> **What is needed**:
Copy out every line of the following items word for word, changing nothing.

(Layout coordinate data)
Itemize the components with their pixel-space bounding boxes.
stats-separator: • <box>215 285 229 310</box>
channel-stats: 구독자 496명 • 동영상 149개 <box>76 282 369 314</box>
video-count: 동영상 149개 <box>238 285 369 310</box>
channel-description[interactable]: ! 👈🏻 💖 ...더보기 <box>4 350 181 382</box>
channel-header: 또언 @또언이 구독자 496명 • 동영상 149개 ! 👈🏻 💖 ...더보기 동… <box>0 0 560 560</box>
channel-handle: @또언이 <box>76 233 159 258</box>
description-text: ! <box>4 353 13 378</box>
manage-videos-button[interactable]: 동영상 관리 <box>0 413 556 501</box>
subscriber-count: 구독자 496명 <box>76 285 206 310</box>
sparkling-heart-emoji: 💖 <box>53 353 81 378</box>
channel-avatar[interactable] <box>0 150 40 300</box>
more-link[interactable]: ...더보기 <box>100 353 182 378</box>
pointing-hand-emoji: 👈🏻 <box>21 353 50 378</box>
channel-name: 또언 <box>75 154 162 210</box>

> **Final answer**:
Itemize the components with their pixel-space bounding boxes.
stats-separator: • <box>215 285 229 310</box>
channel-stats: 구독자 496명 • 동영상 149개 <box>76 282 369 314</box>
video-count: 동영상 149개 <box>238 285 369 310</box>
channel-description[interactable]: ! 👈🏻 💖 ...더보기 <box>4 350 181 382</box>
channel-header: 또언 @또언이 구독자 496명 • 동영상 149개 ! 👈🏻 💖 ...더보기 동… <box>0 0 560 560</box>
channel-handle: @또언이 <box>76 233 159 258</box>
description-text: ! <box>4 353 13 378</box>
manage-videos-button[interactable]: 동영상 관리 <box>0 413 556 501</box>
subscriber-count: 구독자 496명 <box>76 285 206 310</box>
sparkling-heart-emoji: 💖 <box>53 353 81 378</box>
channel-avatar[interactable] <box>0 150 40 300</box>
more-link[interactable]: ...더보기 <box>100 353 182 378</box>
pointing-hand-emoji: 👈🏻 <box>21 353 50 378</box>
channel-name: 또언 <box>75 154 162 210</box>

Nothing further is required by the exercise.